Your goal:
Records follow. Copy every line with "ffffff".

Given entries:
***

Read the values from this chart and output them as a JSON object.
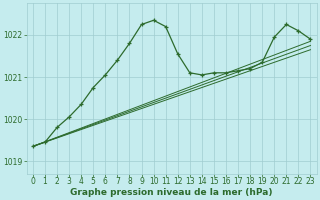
{
  "xlabel": "Graphe pression niveau de la mer (hPa)",
  "background_color": "#c5ecee",
  "grid_color": "#a0cdd0",
  "line_color": "#2d6b2d",
  "xlim": [
    -0.5,
    23.5
  ],
  "ylim": [
    1018.7,
    1022.75
  ],
  "yticks": [
    1019,
    1020,
    1021,
    1022
  ],
  "xticks": [
    0,
    1,
    2,
    3,
    4,
    5,
    6,
    7,
    8,
    9,
    10,
    11,
    12,
    13,
    14,
    15,
    16,
    17,
    18,
    19,
    20,
    21,
    22,
    23
  ],
  "series1_x": [
    0,
    1,
    2,
    3,
    4,
    5,
    6,
    7,
    8,
    9,
    10,
    11,
    12,
    13,
    14,
    15,
    16,
    17,
    18,
    19,
    20,
    21,
    22,
    23
  ],
  "series1_y": [
    1019.35,
    1019.45,
    1019.8,
    1020.05,
    1020.35,
    1020.75,
    1021.05,
    1021.4,
    1021.8,
    1022.25,
    1022.35,
    1022.2,
    1021.55,
    1021.1,
    1021.05,
    1021.1,
    1021.1,
    1021.15,
    1021.2,
    1021.35,
    1021.95,
    1022.25,
    1022.1,
    1021.9
  ],
  "series2_x": [
    0,
    23
  ],
  "series2_y": [
    1019.35,
    1021.85
  ],
  "series3_x": [
    0,
    23
  ],
  "series3_y": [
    1019.35,
    1021.75
  ],
  "series4_x": [
    0,
    23
  ],
  "series4_y": [
    1019.35,
    1021.65
  ],
  "xlabel_fontsize": 6.5,
  "tick_fontsize": 5.5,
  "figsize": [
    3.2,
    2.0
  ],
  "dpi": 100
}
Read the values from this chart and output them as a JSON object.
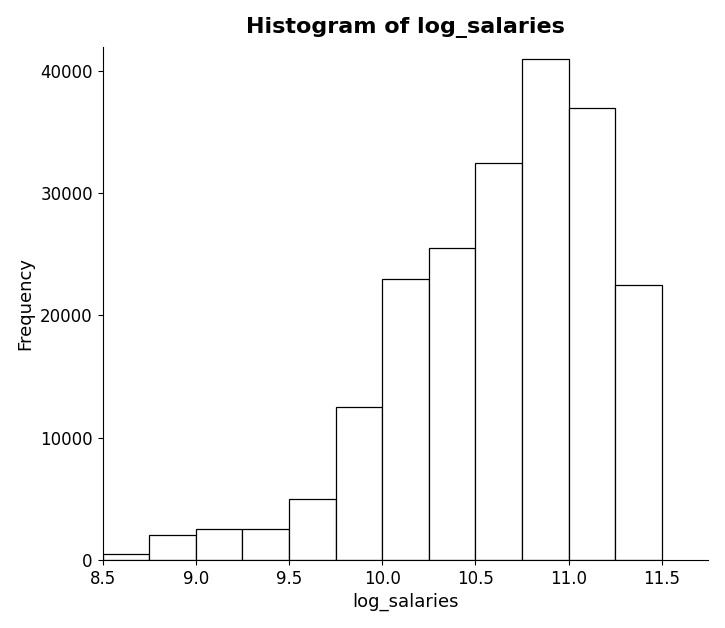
{
  "title": "Histogram of log_salaries",
  "xlabel": "log_salaries",
  "ylabel": "Frequency",
  "bar_left_edges": [
    8.5,
    8.75,
    9.0,
    9.25,
    9.5,
    9.75,
    10.0,
    10.25,
    10.5,
    10.75,
    11.0,
    11.25
  ],
  "bar_heights": [
    500,
    2000,
    2500,
    2500,
    5000,
    12500,
    23000,
    25500,
    32500,
    41000,
    37000,
    22500
  ],
  "bin_width": 0.25,
  "xlim": [
    8.5,
    11.75
  ],
  "ylim": [
    0,
    42000
  ],
  "xticks": [
    8.5,
    9.0,
    9.5,
    10.0,
    10.5,
    11.0,
    11.5
  ],
  "yticks": [
    0,
    10000,
    20000,
    30000,
    40000
  ],
  "bar_color": "#ffffff",
  "bar_edgecolor": "#000000",
  "background_color": "#ffffff",
  "title_fontsize": 16,
  "label_fontsize": 13,
  "tick_fontsize": 12
}
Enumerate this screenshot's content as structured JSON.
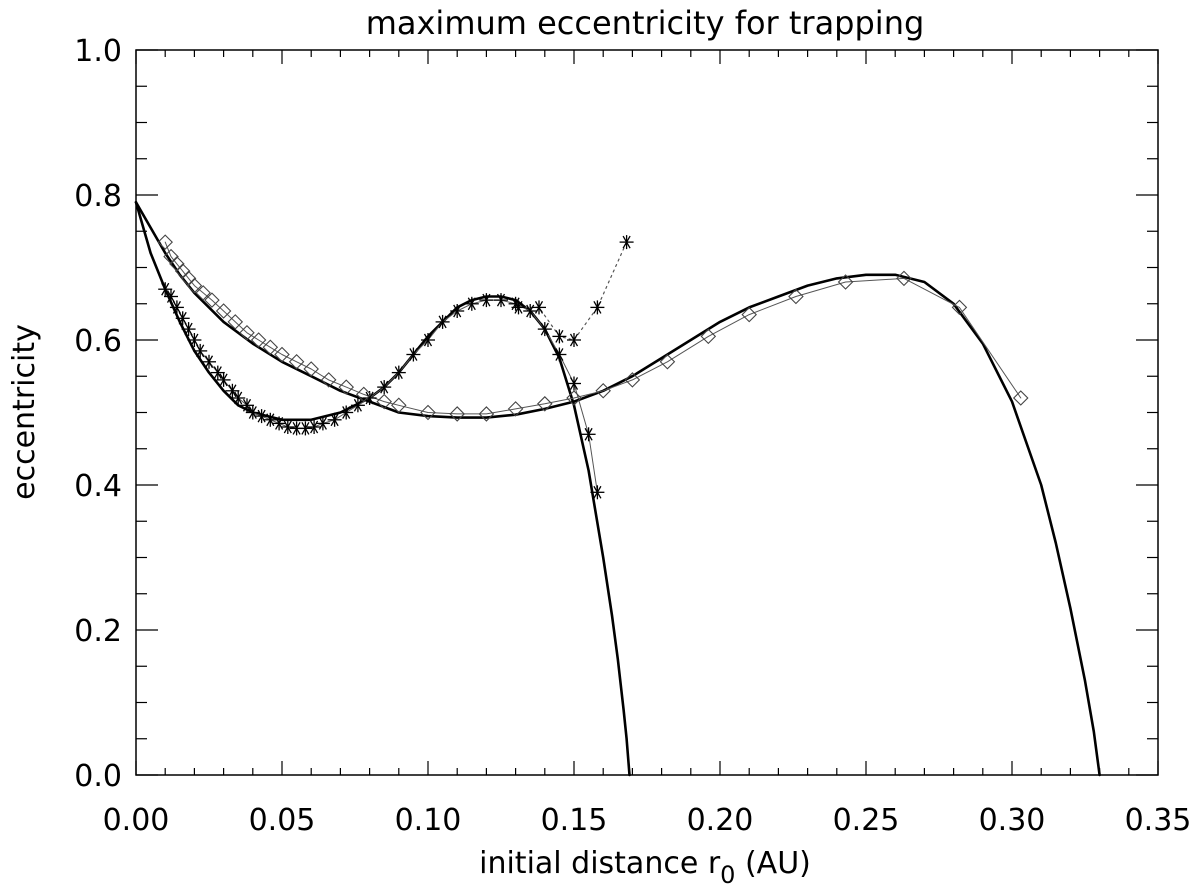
{
  "chart_data": {
    "type": "line",
    "title": "maximum eccentricity for trapping",
    "xlabel": {
      "prefix": "initial distance r",
      "subscript": "0",
      "suffix": " (AU)"
    },
    "ylabel": "eccentricity",
    "xlim": [
      0.0,
      0.35
    ],
    "ylim": [
      0.0,
      1.0
    ],
    "x_ticks": [
      0.0,
      0.05,
      0.1,
      0.15,
      0.2,
      0.25,
      0.3,
      0.35
    ],
    "x_tick_labels": [
      "0.00",
      "0.05",
      "0.10",
      "0.15",
      "0.20",
      "0.25",
      "0.30",
      "0.35"
    ],
    "y_ticks": [
      0.0,
      0.2,
      0.4,
      0.6,
      0.8,
      1.0
    ],
    "y_tick_labels": [
      "0.0",
      "0.2",
      "0.4",
      "0.6",
      "0.8",
      "1.0"
    ],
    "grid": false,
    "series": [
      {
        "name": "asterisk-model-curve",
        "style": "thick-line",
        "x": [
          0.0,
          0.005,
          0.01,
          0.015,
          0.02,
          0.025,
          0.03,
          0.035,
          0.04,
          0.045,
          0.05,
          0.055,
          0.06,
          0.065,
          0.07,
          0.075,
          0.08,
          0.085,
          0.09,
          0.095,
          0.1,
          0.105,
          0.11,
          0.115,
          0.12,
          0.125,
          0.13,
          0.135,
          0.14,
          0.145,
          0.15,
          0.155,
          0.16,
          0.163,
          0.165,
          0.167,
          0.168,
          0.169
        ],
        "y": [
          0.79,
          0.72,
          0.67,
          0.625,
          0.585,
          0.555,
          0.53,
          0.51,
          0.5,
          0.495,
          0.49,
          0.49,
          0.49,
          0.495,
          0.5,
          0.51,
          0.52,
          0.535,
          0.555,
          0.58,
          0.605,
          0.625,
          0.645,
          0.655,
          0.66,
          0.66,
          0.655,
          0.64,
          0.615,
          0.575,
          0.51,
          0.42,
          0.3,
          0.22,
          0.16,
          0.09,
          0.05,
          0.0
        ]
      },
      {
        "name": "asterisk-data",
        "style": "thin-line-asterisk",
        "x": [
          0.01,
          0.012,
          0.014,
          0.016,
          0.018,
          0.02,
          0.022,
          0.025,
          0.028,
          0.03,
          0.033,
          0.035,
          0.038,
          0.04,
          0.043,
          0.046,
          0.049,
          0.052,
          0.055,
          0.058,
          0.061,
          0.064,
          0.068,
          0.072,
          0.076,
          0.08,
          0.085,
          0.09,
          0.095,
          0.1,
          0.105,
          0.11,
          0.115,
          0.12,
          0.125,
          0.13,
          0.135,
          0.14,
          0.145,
          0.15,
          0.155,
          0.158
        ],
        "y": [
          0.67,
          0.66,
          0.645,
          0.63,
          0.615,
          0.6,
          0.585,
          0.57,
          0.555,
          0.545,
          0.53,
          0.52,
          0.51,
          0.5,
          0.495,
          0.49,
          0.485,
          0.48,
          0.478,
          0.478,
          0.48,
          0.485,
          0.49,
          0.5,
          0.51,
          0.52,
          0.535,
          0.555,
          0.58,
          0.6,
          0.625,
          0.64,
          0.65,
          0.655,
          0.655,
          0.65,
          0.64,
          0.615,
          0.58,
          0.54,
          0.47,
          0.39
        ]
      },
      {
        "name": "asterisk-data-dotted",
        "style": "dotted-asterisk",
        "x": [
          0.131,
          0.138,
          0.145,
          0.15,
          0.158,
          0.168
        ],
        "y": [
          0.645,
          0.645,
          0.605,
          0.6,
          0.645,
          0.735
        ]
      },
      {
        "name": "diamond-model-curve",
        "style": "thick-line",
        "x": [
          0.0,
          0.005,
          0.01,
          0.015,
          0.02,
          0.025,
          0.03,
          0.04,
          0.05,
          0.06,
          0.07,
          0.08,
          0.09,
          0.1,
          0.11,
          0.12,
          0.13,
          0.14,
          0.15,
          0.16,
          0.17,
          0.18,
          0.19,
          0.2,
          0.21,
          0.22,
          0.23,
          0.24,
          0.25,
          0.26,
          0.27,
          0.28,
          0.29,
          0.3,
          0.31,
          0.315,
          0.32,
          0.325,
          0.328,
          0.33
        ],
        "y": [
          0.79,
          0.755,
          0.72,
          0.69,
          0.665,
          0.645,
          0.625,
          0.595,
          0.57,
          0.55,
          0.53,
          0.515,
          0.5,
          0.495,
          0.493,
          0.493,
          0.497,
          0.505,
          0.515,
          0.53,
          0.55,
          0.575,
          0.6,
          0.625,
          0.645,
          0.66,
          0.675,
          0.685,
          0.69,
          0.69,
          0.68,
          0.65,
          0.595,
          0.515,
          0.4,
          0.32,
          0.23,
          0.13,
          0.06,
          0.0
        ]
      },
      {
        "name": "diamond-data",
        "style": "thin-line-diamond",
        "x": [
          0.01,
          0.012,
          0.014,
          0.016,
          0.018,
          0.02,
          0.023,
          0.026,
          0.03,
          0.034,
          0.038,
          0.042,
          0.046,
          0.05,
          0.055,
          0.06,
          0.066,
          0.072,
          0.078,
          0.085,
          0.09,
          0.1,
          0.11,
          0.12,
          0.13,
          0.14,
          0.15,
          0.16,
          0.17,
          0.182,
          0.196,
          0.21,
          0.226,
          0.243,
          0.263,
          0.282,
          0.303
        ],
        "y": [
          0.735,
          0.715,
          0.705,
          0.695,
          0.685,
          0.675,
          0.665,
          0.655,
          0.64,
          0.625,
          0.61,
          0.6,
          0.59,
          0.58,
          0.57,
          0.56,
          0.545,
          0.535,
          0.525,
          0.515,
          0.51,
          0.5,
          0.498,
          0.498,
          0.505,
          0.512,
          0.52,
          0.53,
          0.545,
          0.57,
          0.605,
          0.635,
          0.66,
          0.68,
          0.685,
          0.645,
          0.52
        ]
      }
    ]
  }
}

***

Result of the task:
  "bar_color": "#ffffff",
  "background_color": "#ffffff",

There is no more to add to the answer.